---- Provided passage
[Effects of chronic administration of captopril on vascular reactivity of the rat aorta].

UNLABELLED

The vascular endothelial function is altered in certain vascular pathology such as arterial hypertension. However, the endothelial effect of the pharmacologic treatment of this pathology with angiotensin converting enzyme (ACE) inhibitor is poorly understood. To evaluate the effects of long-term treatment of captopril on the rat aortic vascular reactivity, 2 groups of spontaneously hypertensive rats (SHR) (n = 6) were studied for 12 weeks: the first group was treated with captopril (CAP) (2 g/l of water) while group 2 (OCAP) received no treatment. A third group without hypertension was considered as control group (CTL). At the end of the experiments, isolated aortic rings were studied in organ chambers for endothelial and smooth muscle vascular reactivity. The endothelial-dependent relaxations (EDR) to cumulative doses of acetylcholine, histamine or adenosine diphosphate were significantly decreased in the aortic segments of CTL compared to CAP (p < 0.05). Aortic segments from OCAP group demonstrated intermediate EDR responses between CAP and CTL groups. Smooth muscle relaxation to sodium nitroprusside was comparable among the 3 groups. Maximal smooth muscle contraction to progressive doses of norepinephrine was significantly higher in the CTL group compared to the hypertensive groups.
--------
**Your task**
Continue the captopril abstract from its last sentence.
---- Data extracts
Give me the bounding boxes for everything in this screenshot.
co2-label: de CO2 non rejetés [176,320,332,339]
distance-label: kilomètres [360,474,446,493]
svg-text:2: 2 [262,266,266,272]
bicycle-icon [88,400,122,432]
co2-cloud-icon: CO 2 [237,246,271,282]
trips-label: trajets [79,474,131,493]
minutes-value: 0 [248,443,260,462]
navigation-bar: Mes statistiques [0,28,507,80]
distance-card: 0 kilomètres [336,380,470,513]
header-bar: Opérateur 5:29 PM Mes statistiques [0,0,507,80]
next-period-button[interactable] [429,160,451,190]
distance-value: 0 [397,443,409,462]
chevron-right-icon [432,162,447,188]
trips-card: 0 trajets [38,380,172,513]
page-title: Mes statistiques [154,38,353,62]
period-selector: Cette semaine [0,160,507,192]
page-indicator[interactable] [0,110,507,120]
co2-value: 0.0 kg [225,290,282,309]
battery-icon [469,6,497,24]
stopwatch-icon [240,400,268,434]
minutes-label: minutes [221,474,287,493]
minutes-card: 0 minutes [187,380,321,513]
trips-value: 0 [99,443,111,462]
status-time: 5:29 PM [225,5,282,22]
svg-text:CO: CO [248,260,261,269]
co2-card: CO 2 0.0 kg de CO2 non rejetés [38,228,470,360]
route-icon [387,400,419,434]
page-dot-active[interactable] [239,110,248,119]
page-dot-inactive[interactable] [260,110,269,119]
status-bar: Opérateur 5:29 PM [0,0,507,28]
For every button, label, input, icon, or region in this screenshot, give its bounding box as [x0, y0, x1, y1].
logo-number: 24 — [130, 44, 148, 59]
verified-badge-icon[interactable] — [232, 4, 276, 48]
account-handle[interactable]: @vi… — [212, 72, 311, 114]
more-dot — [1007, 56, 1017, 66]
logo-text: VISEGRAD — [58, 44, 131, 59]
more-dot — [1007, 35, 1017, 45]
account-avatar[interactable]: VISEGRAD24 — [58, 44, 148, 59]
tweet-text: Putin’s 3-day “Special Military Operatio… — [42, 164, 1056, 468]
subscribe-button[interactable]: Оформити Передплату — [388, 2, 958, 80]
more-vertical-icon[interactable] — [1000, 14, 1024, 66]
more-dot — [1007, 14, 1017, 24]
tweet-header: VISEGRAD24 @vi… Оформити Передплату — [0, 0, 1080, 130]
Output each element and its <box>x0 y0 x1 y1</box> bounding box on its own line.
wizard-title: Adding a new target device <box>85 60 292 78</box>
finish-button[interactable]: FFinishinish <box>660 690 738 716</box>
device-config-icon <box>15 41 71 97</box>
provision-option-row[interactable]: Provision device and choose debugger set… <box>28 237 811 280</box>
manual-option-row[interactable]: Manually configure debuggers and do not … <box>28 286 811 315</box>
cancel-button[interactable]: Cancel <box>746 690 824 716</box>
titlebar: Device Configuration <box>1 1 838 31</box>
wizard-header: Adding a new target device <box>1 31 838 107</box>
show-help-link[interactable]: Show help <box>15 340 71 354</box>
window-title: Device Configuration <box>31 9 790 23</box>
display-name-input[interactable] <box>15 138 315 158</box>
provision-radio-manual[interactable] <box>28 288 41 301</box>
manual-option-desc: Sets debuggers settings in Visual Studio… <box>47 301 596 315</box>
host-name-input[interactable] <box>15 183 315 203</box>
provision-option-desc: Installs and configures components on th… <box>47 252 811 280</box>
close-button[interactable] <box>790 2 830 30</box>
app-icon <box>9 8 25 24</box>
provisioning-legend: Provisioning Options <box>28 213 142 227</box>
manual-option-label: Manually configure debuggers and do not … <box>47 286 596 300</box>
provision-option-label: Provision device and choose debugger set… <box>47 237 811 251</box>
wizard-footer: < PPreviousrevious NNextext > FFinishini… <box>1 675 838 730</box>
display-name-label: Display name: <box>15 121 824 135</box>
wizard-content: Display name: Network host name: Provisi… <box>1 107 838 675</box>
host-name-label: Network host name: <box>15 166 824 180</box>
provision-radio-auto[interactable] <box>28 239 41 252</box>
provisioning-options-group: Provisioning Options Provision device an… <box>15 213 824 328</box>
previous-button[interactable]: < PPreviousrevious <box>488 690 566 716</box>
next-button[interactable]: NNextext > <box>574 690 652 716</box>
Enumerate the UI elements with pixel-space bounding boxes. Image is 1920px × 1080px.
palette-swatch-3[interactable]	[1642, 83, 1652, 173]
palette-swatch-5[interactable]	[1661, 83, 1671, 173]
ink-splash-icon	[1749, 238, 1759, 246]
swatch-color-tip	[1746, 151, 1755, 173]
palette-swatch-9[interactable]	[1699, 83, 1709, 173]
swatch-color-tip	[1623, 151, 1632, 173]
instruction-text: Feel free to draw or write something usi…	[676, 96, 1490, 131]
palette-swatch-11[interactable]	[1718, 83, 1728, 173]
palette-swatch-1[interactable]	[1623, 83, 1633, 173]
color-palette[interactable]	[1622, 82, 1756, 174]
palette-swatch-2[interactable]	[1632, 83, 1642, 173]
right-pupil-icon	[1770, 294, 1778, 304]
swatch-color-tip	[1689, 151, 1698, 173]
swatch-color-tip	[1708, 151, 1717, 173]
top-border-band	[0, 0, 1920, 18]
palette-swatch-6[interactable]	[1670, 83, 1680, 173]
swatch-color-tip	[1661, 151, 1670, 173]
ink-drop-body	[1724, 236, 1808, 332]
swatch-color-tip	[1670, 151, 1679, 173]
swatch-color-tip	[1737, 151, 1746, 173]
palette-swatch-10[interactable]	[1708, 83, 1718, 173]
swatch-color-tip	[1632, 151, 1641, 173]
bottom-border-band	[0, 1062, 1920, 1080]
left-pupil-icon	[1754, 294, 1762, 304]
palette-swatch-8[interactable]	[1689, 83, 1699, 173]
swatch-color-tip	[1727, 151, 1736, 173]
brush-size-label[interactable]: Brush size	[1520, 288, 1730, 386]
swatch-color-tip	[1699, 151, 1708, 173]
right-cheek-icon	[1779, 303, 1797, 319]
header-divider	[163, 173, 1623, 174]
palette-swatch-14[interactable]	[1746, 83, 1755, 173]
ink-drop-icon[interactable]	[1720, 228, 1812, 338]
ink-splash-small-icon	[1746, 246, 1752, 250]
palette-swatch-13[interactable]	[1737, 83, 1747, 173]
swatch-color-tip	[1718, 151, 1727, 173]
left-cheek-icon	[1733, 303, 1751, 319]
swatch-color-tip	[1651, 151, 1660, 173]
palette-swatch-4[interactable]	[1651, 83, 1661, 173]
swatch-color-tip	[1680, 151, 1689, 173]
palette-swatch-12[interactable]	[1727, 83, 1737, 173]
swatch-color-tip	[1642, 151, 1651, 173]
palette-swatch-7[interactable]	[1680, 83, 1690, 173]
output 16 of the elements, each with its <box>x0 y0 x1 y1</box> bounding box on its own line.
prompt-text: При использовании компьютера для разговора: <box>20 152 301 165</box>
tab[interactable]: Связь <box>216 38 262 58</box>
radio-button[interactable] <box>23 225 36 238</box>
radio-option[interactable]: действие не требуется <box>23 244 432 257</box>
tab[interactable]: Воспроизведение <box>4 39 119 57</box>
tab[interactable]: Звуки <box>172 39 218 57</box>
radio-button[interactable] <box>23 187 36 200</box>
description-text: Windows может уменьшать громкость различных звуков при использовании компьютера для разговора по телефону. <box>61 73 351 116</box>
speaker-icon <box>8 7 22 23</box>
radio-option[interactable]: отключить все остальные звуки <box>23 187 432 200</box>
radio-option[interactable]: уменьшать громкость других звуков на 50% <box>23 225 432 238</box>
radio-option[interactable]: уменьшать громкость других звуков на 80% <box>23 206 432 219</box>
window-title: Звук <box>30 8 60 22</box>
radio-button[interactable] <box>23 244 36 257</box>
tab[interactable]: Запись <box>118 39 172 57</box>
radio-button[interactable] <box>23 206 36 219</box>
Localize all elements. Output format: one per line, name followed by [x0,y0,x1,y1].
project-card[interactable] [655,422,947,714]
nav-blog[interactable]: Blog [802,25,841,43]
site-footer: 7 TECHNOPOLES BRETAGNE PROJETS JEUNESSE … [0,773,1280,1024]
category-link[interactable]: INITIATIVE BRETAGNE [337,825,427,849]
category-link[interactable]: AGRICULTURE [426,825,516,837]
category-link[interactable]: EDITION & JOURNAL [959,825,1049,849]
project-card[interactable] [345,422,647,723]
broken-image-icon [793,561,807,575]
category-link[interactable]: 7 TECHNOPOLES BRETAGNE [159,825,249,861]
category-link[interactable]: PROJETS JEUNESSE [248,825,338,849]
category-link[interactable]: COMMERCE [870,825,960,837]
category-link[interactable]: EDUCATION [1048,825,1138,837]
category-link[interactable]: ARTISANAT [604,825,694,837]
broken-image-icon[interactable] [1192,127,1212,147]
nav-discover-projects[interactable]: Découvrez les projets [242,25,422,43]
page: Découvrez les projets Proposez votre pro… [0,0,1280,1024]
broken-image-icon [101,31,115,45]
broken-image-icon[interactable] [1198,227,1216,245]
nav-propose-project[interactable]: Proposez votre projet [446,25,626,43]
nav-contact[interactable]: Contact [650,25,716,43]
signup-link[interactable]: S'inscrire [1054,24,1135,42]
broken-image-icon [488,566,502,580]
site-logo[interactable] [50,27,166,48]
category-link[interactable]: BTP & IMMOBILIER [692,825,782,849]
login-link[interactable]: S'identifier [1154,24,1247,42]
--------
**Output for this exercise**
CONCLUSION

Spontaneously hypertensive rats have an increased basal vascular tone. The increased EDR observed with hypertension partially compensates this hypercontractility. Chronic hypertension treatment with captopril partially normalizes EDR responses in the rat aorta suggesting the lost of the endothelial compensatory mechanism by ACE inhibitors.